RAW RECORDS:
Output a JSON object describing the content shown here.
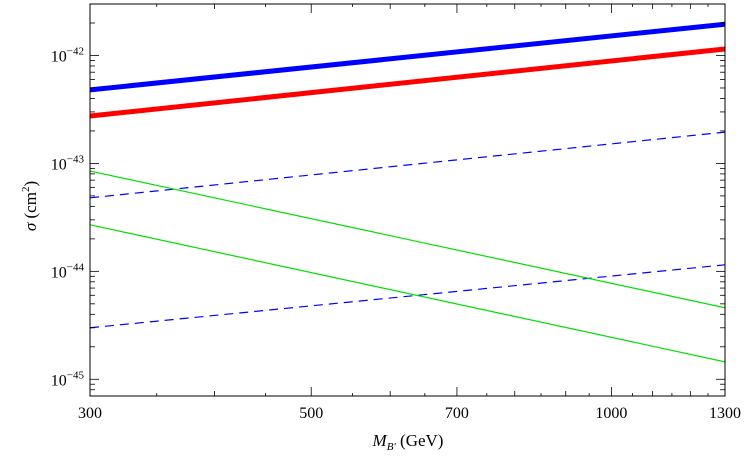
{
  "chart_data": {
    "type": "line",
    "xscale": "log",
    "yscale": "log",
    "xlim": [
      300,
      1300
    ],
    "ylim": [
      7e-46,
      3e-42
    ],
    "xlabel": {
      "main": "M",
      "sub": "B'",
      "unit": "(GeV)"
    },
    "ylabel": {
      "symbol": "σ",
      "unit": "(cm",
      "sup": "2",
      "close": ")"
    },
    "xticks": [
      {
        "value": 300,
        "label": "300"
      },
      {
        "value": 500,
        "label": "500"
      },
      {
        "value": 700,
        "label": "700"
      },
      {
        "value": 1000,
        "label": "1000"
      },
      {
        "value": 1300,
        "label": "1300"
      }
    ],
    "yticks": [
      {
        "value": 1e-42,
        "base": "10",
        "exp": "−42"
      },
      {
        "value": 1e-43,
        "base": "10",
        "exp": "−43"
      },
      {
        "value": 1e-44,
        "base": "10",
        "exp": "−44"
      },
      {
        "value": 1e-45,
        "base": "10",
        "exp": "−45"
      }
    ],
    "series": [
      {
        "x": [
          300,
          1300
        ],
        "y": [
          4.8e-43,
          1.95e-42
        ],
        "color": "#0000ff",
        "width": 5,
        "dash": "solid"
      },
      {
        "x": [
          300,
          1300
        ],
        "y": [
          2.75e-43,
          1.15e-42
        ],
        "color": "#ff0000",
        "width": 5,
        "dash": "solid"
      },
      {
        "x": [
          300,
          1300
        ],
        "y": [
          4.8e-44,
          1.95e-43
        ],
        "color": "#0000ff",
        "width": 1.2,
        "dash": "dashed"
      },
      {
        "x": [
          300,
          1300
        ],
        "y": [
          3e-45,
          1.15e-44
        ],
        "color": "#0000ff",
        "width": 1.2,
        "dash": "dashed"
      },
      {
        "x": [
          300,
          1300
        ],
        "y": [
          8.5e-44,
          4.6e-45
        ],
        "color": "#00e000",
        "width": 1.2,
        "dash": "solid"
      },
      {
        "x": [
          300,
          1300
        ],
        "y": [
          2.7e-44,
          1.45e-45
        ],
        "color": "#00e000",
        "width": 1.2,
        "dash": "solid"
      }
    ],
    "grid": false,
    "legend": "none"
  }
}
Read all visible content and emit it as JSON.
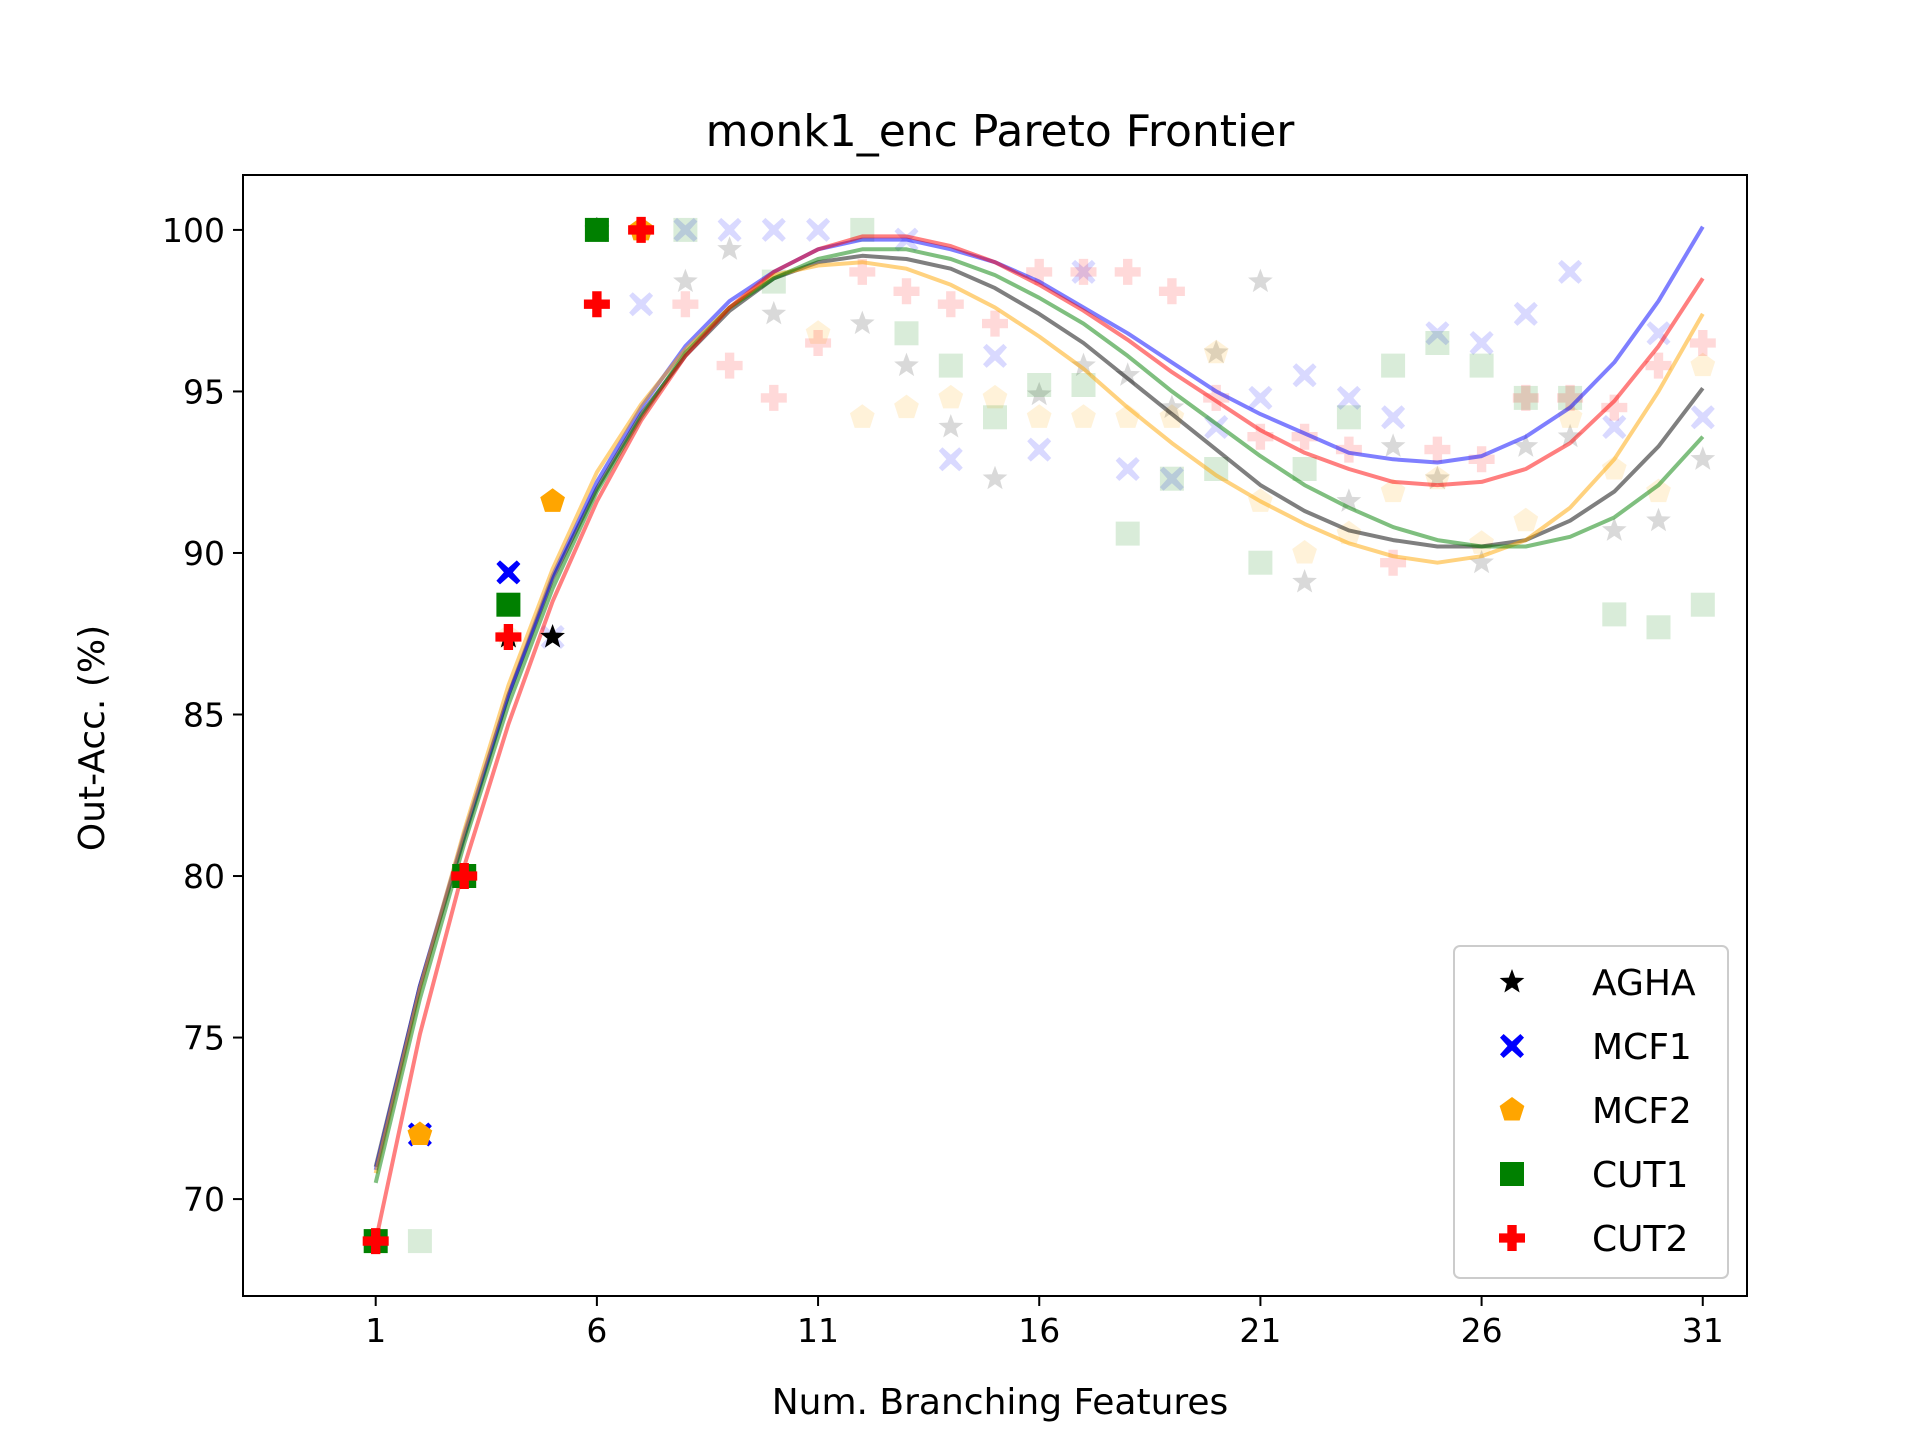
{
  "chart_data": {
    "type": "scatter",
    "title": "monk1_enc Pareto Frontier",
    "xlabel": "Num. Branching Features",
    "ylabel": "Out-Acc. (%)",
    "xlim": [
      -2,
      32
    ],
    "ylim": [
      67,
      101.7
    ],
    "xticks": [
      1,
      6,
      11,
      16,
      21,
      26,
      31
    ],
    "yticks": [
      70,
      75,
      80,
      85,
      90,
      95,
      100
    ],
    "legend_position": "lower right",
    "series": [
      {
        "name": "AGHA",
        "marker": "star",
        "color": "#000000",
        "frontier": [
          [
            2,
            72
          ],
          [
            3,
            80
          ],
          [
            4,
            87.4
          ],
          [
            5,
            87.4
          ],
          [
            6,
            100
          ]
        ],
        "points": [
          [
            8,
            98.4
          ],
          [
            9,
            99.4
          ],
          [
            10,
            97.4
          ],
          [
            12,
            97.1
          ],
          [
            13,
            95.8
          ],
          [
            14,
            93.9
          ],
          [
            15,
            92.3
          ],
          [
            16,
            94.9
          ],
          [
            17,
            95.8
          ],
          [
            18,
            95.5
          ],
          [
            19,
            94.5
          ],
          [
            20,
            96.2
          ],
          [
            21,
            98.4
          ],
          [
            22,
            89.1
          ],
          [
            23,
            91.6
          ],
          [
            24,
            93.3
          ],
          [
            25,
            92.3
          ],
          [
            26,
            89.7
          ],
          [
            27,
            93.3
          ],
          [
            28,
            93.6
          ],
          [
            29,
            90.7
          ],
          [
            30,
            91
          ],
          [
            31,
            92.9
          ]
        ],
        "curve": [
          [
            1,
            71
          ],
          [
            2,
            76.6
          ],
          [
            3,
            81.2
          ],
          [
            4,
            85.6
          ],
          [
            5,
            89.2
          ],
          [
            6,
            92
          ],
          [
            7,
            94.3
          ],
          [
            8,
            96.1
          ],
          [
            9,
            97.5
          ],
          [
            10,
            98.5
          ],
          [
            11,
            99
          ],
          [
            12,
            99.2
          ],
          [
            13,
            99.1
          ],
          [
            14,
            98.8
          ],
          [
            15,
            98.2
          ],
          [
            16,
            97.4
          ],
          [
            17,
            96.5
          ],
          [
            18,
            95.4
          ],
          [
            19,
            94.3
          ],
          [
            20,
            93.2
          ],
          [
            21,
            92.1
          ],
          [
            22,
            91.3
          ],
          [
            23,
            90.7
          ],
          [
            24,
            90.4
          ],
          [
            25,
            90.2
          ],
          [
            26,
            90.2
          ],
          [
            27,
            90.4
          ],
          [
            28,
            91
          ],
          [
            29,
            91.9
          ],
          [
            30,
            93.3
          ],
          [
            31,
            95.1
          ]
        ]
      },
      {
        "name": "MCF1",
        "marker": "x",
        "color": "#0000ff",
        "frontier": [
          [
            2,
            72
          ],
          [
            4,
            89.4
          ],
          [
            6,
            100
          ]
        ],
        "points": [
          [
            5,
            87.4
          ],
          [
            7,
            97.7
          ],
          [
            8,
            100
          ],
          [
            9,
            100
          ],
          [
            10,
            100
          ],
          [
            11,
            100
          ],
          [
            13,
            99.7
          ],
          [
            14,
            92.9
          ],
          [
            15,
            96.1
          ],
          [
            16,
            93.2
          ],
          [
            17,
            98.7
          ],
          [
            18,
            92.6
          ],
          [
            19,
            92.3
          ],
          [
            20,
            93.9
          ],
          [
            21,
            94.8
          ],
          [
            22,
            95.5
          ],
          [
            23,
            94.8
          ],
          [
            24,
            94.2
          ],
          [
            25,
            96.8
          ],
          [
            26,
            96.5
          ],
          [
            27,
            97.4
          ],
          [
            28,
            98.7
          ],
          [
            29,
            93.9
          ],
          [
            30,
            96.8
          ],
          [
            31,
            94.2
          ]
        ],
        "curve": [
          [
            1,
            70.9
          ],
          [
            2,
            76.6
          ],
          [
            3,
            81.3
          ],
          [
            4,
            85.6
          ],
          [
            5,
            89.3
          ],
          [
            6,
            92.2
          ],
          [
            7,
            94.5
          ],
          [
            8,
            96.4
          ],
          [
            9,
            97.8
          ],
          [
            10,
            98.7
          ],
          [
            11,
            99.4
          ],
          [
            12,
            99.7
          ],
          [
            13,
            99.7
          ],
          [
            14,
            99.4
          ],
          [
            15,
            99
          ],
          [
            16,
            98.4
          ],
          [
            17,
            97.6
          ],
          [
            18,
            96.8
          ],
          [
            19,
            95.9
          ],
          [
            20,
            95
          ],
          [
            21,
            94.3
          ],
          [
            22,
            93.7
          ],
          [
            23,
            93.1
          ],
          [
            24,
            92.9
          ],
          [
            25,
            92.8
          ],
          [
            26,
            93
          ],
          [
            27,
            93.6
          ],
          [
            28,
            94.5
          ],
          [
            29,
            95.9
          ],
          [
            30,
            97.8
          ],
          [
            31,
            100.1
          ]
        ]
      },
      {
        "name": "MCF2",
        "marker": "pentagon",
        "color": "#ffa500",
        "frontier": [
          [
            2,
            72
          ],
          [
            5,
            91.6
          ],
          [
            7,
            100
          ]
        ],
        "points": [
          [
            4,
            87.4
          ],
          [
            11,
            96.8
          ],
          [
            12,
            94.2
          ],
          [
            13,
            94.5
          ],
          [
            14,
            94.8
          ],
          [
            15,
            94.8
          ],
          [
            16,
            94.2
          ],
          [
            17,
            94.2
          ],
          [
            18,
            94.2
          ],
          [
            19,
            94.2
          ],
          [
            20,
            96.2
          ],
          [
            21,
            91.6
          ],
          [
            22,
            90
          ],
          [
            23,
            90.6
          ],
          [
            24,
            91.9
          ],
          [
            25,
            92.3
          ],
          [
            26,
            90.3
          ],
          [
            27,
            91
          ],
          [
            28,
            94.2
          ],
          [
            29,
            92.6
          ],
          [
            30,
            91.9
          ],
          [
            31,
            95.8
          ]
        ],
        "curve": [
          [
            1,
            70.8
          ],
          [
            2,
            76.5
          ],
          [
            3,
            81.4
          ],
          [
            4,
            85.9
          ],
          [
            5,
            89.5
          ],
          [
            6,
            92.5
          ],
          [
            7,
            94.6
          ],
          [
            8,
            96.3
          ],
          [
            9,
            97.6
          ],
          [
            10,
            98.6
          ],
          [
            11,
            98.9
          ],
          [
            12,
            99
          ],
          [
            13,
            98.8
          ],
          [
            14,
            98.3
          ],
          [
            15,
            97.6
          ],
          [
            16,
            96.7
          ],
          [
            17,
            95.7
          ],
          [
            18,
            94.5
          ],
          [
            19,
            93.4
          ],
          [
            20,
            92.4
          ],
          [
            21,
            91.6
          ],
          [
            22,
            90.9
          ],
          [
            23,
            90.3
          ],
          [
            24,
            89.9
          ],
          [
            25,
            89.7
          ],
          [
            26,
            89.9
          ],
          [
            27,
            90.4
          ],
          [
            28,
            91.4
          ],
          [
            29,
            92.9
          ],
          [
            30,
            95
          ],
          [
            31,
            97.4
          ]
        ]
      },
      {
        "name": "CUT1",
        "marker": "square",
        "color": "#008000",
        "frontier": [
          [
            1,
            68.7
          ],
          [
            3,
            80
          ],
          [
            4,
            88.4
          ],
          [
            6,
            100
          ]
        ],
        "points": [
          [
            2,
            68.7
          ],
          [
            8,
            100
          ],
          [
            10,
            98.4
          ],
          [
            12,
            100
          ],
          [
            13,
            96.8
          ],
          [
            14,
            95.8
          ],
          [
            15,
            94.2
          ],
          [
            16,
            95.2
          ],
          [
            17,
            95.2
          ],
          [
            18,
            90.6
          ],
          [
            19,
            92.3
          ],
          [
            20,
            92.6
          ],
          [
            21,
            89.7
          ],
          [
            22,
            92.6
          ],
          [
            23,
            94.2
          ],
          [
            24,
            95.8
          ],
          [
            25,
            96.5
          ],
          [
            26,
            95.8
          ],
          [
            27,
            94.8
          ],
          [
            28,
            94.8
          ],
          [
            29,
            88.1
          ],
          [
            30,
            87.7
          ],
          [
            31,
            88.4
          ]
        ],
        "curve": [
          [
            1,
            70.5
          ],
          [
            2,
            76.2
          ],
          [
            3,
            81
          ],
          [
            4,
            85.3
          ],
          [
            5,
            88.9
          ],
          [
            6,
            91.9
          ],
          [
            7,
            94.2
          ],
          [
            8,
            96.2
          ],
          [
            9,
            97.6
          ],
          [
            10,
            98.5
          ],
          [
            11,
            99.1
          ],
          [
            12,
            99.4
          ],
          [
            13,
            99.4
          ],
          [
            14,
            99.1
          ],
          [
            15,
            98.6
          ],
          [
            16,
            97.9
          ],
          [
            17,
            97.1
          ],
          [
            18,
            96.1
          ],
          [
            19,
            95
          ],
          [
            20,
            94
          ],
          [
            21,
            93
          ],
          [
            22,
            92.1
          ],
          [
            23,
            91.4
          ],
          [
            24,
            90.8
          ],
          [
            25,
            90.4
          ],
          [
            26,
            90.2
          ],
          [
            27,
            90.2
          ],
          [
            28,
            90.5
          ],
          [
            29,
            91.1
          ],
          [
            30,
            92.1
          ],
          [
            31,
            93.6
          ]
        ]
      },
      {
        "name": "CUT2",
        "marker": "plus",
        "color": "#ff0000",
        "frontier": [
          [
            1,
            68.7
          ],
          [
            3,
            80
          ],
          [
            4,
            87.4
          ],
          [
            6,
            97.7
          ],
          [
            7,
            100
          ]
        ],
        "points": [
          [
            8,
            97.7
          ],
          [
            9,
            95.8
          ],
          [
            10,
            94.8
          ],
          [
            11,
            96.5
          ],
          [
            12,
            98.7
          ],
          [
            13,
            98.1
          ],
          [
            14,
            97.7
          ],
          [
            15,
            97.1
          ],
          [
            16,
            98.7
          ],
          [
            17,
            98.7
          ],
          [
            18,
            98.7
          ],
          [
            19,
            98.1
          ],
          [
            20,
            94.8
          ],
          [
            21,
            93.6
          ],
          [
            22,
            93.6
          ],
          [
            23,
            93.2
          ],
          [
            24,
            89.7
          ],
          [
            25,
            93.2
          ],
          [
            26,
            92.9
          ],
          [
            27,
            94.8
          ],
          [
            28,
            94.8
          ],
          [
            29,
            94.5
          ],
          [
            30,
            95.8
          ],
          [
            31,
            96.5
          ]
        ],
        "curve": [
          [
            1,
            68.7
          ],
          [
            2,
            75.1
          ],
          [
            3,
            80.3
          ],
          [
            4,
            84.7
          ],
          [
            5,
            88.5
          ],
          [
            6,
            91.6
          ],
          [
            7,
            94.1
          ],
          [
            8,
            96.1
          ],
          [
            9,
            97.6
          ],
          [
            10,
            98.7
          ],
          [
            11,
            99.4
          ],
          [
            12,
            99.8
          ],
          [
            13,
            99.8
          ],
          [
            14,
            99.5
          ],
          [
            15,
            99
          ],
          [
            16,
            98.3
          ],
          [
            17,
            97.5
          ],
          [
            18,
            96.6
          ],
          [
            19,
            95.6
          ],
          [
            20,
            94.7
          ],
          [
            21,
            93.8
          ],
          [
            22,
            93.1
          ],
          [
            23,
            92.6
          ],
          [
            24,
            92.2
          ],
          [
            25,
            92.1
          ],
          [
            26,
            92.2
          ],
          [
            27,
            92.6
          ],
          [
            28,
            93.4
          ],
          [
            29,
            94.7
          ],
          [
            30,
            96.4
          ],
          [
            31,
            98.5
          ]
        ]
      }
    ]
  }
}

DIRECTIVE:
Return each line of the data that contains the string "marker".

THE OUTPUT:
        "marker": "star",
        "marker": "x",
        "marker": "pentagon",
        "marker": "square",
        "marker": "plus",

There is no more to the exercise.